◆ **Collected data**:
####################
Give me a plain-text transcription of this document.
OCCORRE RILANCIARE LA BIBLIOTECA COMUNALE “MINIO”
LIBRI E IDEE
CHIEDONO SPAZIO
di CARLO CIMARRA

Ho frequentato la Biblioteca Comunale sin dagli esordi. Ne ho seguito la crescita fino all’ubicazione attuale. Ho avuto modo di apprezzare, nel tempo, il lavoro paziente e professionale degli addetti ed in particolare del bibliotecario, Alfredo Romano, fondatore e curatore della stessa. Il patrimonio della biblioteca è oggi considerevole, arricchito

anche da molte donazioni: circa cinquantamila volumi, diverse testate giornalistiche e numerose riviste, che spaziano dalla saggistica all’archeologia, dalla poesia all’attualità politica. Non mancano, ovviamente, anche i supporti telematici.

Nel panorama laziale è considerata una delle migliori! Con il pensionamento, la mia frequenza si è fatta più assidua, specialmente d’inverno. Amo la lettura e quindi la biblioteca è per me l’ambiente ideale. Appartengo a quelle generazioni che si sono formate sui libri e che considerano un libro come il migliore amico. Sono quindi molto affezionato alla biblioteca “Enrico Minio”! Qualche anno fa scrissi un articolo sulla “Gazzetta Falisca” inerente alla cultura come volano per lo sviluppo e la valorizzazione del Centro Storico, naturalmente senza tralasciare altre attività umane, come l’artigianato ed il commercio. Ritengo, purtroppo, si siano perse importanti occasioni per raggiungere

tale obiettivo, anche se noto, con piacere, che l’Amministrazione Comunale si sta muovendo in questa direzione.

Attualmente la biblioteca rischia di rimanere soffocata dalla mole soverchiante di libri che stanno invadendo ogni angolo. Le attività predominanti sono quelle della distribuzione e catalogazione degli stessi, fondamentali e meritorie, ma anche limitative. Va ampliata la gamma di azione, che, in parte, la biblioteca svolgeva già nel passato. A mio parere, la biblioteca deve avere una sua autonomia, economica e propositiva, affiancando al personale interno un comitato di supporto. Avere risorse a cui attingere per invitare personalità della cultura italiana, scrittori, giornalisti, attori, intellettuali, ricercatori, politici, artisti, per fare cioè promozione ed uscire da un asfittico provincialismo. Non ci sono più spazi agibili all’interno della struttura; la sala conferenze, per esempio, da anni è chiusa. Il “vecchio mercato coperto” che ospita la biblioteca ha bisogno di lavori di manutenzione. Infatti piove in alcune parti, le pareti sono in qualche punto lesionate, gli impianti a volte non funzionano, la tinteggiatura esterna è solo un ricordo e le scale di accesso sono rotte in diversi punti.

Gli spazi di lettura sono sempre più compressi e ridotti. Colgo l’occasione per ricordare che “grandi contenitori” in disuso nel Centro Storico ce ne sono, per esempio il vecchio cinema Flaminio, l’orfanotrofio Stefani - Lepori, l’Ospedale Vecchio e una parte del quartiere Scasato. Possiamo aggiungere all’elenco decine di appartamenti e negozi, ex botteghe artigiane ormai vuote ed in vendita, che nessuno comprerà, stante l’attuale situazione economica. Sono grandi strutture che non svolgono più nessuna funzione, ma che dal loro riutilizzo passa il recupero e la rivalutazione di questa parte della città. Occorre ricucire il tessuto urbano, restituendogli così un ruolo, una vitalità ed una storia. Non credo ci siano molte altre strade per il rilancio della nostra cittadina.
####################
◆ **Description of the task**: Find out how many lines in the listing contain the string "questa". Give the number alone.

◆ **Exercise solution**: 2